# GIVEN RECORDS start

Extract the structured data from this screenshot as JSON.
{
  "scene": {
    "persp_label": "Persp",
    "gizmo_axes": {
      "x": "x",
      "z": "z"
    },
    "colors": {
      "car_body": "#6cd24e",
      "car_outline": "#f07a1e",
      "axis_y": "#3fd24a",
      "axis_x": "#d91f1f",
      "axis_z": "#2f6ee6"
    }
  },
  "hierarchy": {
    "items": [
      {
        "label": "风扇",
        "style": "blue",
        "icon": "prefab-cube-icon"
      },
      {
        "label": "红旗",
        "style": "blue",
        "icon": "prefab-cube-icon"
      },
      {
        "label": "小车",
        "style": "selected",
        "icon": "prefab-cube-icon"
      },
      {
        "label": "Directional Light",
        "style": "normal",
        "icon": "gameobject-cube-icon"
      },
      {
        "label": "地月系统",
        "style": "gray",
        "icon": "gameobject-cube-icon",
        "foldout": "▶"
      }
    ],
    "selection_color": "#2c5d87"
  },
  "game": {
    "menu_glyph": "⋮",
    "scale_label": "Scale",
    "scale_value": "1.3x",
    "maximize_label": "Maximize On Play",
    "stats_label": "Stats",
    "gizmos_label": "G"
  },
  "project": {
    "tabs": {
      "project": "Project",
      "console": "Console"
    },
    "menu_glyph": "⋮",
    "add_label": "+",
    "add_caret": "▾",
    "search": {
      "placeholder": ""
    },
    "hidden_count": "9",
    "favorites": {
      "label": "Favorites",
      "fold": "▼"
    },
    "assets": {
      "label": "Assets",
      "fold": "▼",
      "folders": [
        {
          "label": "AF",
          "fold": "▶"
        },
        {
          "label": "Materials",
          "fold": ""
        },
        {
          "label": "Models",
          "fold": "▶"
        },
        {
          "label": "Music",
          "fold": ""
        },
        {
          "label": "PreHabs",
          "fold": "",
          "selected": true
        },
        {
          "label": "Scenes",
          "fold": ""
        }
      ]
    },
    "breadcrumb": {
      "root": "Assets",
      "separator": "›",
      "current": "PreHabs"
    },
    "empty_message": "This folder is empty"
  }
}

# GIVEN RECORDS end

= WRITTEN PROBLEM =
Type the whole listing again, unaltered.

= EXERCISE SOLUTION =
Extract the structured data from this screenshot as JSON.
{
  "scene": {
    "persp_label": "Persp",
    "gizmo_axes": {
      "x": "x",
      "z": "z"
    },
    "colors": {
      "car_body": "#6cd24e",
      "car_outline": "#f07a1e",
      "axis_y": "#3fd24a",
      "axis_x": "#d91f1f",
      "axis_z": "#2f6ee6"
    }
  },
  "hierarchy": {
    "items": [
      {
        "label": "风扇",
        "style": "blue",
        "icon": "prefab-cube-icon"
      },
      {
        "label": "红旗",
        "style": "blue",
        "icon": "prefab-cube-icon"
      },
      {
        "label": "小车",
        "style": "selected",
        "icon": "prefab-cube-icon"
      },
      {
        "label": "Directional Light",
        "style": "normal",
        "icon": "gameobject-cube-icon"
      },
      {
        "label": "地月系统",
        "style": "gray",
        "icon": "gameobject-cube-icon",
        "foldout": "▶"
      }
    ],
    "selection_color": "#2c5d87"
  },
  "game": {
    "menu_glyph": "⋮",
    "scale_label": "Scale",
    "scale_value": "1.3x",
    "maximize_label": "Maximize On Play",
    "stats_label": "Stats",
    "gizmos_label": "G"
  },
  "project": {
    "tabs": {
      "project": "Project",
      "console": "Console"
    },
    "menu_glyph": "⋮",
    "add_label": "+",
    "add_caret": "▾",
    "search": {
      "placeholder": ""
    },
    "hidden_count": "9",
    "favorites": {
      "label": "Favorites",
      "fold": "▼"
    },
    "assets": {
      "label": "Assets",
      "fold": "▼",
      "folders": [
        {
          "label": "AF",
          "fold": "▶"
        },
        {
          "label": "Materials",
          "fold": ""
        },
        {
          "label": "Models",
          "fold": "▶"
        },
        {
          "label": "Music",
          "fold": ""
        },
        {
          "label": "PreHabs",
          "fold": "",
          "selected": true
        },
        {
          "label": "Scenes",
          "fold": ""
        }
      ]
    },
    "breadcrumb": {
      "root": "Assets",
      "separator": "›",
      "current": "PreHabs"
    },
    "empty_message": "This folder is empty"
  }
}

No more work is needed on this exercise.